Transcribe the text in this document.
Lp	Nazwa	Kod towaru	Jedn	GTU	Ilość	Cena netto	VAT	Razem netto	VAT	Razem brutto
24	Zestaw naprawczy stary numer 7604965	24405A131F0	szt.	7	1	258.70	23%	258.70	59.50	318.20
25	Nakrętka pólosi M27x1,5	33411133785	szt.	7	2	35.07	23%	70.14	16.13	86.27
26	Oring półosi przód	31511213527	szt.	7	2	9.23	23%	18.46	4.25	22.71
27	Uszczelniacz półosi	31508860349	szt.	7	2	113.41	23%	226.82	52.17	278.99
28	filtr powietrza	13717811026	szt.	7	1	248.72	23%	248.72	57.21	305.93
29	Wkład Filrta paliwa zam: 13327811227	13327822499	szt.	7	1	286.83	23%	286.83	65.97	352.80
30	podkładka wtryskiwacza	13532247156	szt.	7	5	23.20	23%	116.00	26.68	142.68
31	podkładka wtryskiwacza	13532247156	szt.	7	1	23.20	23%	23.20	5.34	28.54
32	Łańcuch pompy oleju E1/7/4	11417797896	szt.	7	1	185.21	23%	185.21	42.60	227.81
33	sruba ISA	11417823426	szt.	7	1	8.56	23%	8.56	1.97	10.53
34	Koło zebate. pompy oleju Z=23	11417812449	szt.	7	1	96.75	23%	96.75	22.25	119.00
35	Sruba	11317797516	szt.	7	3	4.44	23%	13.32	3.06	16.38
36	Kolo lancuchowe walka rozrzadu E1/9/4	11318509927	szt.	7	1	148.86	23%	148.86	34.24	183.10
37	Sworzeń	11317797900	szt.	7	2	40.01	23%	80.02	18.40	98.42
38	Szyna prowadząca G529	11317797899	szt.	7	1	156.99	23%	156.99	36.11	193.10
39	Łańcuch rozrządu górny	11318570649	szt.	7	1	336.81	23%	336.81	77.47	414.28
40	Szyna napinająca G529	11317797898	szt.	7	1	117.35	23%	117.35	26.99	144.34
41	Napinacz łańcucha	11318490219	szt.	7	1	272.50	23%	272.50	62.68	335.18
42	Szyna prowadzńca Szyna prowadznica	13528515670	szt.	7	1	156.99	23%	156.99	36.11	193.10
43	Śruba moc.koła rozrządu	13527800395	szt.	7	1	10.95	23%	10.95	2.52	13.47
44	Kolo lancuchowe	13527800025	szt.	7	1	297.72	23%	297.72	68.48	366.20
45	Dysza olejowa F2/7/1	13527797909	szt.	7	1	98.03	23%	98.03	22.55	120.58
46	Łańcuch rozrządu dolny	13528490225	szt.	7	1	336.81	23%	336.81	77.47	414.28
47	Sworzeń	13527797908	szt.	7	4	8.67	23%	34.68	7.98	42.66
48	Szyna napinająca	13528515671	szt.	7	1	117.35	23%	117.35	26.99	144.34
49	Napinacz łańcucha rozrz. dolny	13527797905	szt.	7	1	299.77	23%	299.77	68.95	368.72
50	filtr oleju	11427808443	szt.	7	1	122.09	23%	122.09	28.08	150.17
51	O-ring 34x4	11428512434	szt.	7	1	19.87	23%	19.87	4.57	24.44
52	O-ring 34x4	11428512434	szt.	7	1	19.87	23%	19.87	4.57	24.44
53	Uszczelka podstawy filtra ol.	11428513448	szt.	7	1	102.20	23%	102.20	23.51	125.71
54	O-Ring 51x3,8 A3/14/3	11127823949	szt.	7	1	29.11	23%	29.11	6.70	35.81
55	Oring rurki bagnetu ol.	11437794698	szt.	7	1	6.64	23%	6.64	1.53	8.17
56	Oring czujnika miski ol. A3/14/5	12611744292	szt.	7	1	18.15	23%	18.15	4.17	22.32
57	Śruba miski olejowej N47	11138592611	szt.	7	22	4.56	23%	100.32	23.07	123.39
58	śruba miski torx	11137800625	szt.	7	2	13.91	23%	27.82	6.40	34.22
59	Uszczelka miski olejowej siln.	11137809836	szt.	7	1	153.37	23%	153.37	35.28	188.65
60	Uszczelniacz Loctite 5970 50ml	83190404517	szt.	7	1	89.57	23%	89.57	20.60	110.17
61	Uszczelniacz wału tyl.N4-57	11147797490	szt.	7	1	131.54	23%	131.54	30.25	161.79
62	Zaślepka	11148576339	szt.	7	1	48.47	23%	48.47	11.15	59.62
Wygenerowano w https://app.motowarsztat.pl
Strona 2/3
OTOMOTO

■ Problem to solve ■
List the lines of the records where "Szyna" occurs.

■ Reply ■
38	Szyna prowadząca G529	11317797899	szt.	7	1	156.99	23%	156.99	36.11	193.10
40	Szyna napinająca G529	11317797898	szt.	7	1	117.35	23%	117.35	26.99	144.34
42	Szyna prowadzńca Szyna prowadznica	13528515670	szt.	7	1	156.99	23%	156.99	36.11	193.10
48	Szyna napinająca	13528515671	szt.	7	1	117.35	23%	117.35	26.99	144.34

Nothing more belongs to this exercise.